Items listed in a dataset:

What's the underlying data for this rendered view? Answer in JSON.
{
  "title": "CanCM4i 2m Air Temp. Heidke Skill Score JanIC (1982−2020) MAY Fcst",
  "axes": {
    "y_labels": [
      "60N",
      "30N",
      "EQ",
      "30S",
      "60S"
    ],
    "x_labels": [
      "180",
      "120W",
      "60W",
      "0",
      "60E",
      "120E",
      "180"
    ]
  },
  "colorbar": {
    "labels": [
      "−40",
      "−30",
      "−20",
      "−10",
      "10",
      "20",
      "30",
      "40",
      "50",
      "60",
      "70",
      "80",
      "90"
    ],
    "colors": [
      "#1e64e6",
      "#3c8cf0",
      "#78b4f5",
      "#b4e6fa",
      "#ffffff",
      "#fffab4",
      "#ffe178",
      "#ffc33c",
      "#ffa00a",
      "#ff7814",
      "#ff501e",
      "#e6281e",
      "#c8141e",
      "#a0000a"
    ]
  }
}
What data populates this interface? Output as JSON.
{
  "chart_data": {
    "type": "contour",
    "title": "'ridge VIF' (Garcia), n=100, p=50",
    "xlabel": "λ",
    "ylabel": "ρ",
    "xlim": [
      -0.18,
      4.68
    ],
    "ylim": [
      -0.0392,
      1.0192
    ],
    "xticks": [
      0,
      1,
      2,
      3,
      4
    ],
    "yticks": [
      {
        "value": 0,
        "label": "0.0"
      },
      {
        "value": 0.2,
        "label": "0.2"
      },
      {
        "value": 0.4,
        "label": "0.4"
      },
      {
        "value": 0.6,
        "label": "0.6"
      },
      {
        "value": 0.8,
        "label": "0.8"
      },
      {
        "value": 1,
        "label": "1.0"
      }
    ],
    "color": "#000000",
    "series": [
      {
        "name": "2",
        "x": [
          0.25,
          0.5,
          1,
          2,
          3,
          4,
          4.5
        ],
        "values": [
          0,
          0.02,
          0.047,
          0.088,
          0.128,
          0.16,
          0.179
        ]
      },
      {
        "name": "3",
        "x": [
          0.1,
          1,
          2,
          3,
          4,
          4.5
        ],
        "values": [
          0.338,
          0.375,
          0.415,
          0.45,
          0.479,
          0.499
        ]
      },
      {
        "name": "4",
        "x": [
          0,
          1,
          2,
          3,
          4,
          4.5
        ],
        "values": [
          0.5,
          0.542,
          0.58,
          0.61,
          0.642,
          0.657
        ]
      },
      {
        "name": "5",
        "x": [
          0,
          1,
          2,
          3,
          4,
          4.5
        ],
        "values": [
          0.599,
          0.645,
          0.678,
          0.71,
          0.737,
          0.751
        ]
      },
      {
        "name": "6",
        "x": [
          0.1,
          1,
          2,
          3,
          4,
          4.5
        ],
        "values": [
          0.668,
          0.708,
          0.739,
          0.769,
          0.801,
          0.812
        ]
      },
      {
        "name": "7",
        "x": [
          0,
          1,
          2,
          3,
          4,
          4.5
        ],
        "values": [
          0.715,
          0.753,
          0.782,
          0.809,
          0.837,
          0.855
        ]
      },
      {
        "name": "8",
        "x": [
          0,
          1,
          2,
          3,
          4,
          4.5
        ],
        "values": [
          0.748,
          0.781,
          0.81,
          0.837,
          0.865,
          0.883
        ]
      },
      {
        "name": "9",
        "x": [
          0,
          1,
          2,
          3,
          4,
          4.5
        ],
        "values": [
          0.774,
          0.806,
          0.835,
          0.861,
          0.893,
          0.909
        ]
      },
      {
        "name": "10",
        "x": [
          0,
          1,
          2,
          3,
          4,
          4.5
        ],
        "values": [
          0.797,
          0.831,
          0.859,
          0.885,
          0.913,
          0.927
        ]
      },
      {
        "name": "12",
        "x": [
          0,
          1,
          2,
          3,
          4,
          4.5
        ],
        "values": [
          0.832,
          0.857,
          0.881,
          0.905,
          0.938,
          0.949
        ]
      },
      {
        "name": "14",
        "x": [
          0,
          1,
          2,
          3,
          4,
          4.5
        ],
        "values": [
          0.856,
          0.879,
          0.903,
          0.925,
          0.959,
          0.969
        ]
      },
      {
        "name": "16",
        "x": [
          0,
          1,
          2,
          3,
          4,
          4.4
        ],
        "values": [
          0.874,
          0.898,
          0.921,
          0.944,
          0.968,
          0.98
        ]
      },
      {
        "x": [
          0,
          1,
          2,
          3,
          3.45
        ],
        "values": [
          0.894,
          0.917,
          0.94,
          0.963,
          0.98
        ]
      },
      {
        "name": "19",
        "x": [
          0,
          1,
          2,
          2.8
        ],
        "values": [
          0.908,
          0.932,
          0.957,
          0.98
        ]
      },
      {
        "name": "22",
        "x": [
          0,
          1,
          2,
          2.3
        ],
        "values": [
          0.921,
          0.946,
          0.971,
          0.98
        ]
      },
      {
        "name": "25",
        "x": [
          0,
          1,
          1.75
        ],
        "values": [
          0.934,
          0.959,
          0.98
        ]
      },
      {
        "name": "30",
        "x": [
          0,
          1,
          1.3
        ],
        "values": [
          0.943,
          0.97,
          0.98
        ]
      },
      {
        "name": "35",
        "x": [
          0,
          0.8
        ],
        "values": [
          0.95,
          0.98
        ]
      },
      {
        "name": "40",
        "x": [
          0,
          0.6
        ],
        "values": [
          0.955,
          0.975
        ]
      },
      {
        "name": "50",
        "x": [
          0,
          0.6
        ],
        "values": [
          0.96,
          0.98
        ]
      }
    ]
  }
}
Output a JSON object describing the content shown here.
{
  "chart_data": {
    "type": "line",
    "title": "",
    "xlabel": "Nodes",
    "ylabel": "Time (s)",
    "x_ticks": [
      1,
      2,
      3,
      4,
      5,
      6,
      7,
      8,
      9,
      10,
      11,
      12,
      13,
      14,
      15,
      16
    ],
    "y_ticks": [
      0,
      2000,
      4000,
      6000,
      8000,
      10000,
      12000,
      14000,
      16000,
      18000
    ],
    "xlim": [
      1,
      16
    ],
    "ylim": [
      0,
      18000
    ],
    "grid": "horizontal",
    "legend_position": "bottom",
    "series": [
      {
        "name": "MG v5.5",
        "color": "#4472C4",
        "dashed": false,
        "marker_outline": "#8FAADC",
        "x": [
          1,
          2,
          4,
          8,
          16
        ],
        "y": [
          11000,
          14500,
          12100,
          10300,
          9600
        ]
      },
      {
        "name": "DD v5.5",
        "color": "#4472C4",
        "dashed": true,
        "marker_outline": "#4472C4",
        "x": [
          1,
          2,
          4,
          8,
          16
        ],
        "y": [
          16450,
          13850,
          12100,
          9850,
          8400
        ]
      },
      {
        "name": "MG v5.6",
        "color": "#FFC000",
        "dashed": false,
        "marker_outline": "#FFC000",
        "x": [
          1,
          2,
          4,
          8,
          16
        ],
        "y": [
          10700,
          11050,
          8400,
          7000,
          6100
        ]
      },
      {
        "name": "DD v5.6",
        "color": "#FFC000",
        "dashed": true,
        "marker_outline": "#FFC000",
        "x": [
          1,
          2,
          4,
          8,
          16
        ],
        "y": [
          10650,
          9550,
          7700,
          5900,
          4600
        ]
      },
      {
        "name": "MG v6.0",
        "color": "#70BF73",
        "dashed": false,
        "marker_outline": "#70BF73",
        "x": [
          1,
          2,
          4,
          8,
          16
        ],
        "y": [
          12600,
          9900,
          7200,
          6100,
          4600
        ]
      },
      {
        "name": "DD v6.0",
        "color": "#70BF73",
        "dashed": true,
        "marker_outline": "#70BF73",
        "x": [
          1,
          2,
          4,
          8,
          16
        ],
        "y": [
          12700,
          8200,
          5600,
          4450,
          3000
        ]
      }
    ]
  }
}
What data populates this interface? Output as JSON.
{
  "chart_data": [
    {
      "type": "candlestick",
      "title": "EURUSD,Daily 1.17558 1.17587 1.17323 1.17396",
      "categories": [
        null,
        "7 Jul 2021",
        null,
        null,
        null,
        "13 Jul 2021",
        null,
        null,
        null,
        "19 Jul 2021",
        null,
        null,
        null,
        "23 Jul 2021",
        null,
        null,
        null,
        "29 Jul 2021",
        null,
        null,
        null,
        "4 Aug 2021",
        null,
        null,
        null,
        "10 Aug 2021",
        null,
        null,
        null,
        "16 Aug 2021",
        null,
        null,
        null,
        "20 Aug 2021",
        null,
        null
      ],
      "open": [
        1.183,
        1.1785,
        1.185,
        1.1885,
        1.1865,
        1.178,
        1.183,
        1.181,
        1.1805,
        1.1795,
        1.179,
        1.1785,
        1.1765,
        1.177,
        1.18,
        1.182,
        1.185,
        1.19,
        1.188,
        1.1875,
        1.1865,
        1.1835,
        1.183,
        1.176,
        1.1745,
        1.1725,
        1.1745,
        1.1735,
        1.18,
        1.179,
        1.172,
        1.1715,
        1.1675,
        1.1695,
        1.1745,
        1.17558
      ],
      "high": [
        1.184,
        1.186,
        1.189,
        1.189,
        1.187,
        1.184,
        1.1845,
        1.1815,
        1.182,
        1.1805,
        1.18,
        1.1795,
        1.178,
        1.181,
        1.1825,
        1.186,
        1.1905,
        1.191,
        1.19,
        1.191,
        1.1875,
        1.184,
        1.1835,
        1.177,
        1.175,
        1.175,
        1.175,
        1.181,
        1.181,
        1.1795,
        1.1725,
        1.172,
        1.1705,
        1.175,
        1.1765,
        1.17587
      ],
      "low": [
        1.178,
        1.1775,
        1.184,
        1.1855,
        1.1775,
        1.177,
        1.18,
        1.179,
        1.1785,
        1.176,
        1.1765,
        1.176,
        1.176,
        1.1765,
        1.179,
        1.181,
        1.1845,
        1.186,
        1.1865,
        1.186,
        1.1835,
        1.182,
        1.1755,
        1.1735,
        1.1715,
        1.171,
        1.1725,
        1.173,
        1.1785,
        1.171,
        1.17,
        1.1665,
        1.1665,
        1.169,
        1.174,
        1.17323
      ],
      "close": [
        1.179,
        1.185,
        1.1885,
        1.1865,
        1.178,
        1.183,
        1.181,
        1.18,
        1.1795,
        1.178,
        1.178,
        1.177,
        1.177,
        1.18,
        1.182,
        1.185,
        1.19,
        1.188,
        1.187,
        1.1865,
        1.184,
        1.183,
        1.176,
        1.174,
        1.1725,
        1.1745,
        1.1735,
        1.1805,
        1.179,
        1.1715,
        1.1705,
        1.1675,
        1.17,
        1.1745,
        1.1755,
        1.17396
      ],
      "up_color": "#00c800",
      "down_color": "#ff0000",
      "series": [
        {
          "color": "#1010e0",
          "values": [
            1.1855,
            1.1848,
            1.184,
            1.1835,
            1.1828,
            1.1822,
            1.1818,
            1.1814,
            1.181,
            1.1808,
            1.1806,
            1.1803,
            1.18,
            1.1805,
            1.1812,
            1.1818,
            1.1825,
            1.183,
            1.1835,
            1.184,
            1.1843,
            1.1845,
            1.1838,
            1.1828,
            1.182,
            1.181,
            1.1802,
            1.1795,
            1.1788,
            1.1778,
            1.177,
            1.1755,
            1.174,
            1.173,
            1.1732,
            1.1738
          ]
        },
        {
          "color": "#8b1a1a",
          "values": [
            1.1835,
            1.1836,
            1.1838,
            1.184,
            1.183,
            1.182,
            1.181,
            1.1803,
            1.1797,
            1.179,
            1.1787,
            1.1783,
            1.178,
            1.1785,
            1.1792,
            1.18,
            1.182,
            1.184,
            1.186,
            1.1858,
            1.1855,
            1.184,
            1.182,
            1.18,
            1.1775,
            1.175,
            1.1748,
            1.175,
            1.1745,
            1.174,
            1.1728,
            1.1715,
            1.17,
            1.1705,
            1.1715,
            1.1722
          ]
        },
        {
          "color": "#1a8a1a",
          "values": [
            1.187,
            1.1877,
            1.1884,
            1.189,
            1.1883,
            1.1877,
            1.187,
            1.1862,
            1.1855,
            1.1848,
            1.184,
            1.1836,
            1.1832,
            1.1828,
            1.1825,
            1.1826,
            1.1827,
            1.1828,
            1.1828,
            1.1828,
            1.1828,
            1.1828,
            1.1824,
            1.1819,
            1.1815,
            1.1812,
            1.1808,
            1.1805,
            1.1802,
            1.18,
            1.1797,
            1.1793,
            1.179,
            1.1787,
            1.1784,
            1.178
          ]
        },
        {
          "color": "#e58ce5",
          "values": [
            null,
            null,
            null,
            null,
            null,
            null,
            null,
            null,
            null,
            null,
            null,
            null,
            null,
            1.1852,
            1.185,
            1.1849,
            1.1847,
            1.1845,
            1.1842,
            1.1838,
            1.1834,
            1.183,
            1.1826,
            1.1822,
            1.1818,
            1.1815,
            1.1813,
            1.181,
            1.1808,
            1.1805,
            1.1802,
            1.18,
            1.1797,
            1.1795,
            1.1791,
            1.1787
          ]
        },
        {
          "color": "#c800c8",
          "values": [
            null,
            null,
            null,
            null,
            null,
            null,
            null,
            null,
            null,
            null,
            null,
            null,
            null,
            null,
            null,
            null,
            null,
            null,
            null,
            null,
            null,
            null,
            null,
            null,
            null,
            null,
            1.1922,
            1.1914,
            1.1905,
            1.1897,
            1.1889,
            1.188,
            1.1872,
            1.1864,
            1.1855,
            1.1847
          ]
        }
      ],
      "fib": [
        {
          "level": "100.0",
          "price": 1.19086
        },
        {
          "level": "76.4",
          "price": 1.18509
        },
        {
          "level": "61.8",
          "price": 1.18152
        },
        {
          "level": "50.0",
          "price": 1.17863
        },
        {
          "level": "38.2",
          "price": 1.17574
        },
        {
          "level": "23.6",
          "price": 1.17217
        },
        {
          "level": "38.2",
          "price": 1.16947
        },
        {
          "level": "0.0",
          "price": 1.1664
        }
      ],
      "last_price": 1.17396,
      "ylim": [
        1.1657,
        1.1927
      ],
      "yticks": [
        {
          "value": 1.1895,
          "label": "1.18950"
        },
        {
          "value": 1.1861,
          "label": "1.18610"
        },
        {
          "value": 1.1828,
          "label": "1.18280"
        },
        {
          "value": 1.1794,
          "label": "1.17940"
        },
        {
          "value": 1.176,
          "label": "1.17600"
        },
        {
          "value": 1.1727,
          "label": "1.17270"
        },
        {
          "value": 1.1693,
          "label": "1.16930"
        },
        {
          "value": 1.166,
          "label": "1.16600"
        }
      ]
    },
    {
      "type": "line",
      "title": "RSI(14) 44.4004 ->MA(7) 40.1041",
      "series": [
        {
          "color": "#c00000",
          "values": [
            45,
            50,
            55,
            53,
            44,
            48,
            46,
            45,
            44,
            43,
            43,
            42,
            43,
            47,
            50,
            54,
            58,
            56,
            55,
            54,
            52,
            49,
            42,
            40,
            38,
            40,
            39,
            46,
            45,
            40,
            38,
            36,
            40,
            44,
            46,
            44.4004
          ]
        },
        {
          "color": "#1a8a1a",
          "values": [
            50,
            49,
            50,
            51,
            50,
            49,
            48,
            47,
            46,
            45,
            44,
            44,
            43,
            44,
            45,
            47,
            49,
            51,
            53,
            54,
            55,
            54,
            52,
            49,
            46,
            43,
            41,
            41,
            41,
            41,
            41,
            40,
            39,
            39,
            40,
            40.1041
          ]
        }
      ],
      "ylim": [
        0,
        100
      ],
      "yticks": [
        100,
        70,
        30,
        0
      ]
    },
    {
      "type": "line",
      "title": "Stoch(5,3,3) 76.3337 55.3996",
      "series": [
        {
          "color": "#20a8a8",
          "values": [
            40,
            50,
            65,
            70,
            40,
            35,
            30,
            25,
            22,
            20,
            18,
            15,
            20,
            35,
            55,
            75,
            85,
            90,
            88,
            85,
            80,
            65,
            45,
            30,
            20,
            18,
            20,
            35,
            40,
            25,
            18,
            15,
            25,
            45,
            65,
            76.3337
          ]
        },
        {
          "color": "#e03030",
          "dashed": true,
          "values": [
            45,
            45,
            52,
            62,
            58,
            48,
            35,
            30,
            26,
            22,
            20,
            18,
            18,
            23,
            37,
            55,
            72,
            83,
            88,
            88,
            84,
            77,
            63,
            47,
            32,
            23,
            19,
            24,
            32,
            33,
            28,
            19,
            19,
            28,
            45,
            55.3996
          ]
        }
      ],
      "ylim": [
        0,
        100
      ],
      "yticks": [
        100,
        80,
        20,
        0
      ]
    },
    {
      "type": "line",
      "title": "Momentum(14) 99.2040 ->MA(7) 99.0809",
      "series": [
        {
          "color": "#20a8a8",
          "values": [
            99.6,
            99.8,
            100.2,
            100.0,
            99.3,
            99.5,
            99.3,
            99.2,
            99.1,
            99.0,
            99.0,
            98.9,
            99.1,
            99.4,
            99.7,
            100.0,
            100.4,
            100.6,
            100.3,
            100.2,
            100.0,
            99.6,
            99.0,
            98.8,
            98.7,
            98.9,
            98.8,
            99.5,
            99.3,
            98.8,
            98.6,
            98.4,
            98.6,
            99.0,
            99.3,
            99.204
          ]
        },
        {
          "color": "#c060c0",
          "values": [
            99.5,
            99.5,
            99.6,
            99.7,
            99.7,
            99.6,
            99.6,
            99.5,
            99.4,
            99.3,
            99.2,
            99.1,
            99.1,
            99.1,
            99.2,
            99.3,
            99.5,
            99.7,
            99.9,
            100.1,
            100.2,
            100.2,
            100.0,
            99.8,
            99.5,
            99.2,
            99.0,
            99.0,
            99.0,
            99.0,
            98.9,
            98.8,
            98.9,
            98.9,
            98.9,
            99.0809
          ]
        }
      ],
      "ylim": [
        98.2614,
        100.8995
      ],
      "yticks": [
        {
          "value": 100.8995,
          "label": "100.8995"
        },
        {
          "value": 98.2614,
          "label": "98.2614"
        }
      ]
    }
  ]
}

Task instructions:
Your answer should be a single number: the count of lines in the entries that contain the word "title".

Expected answer:
7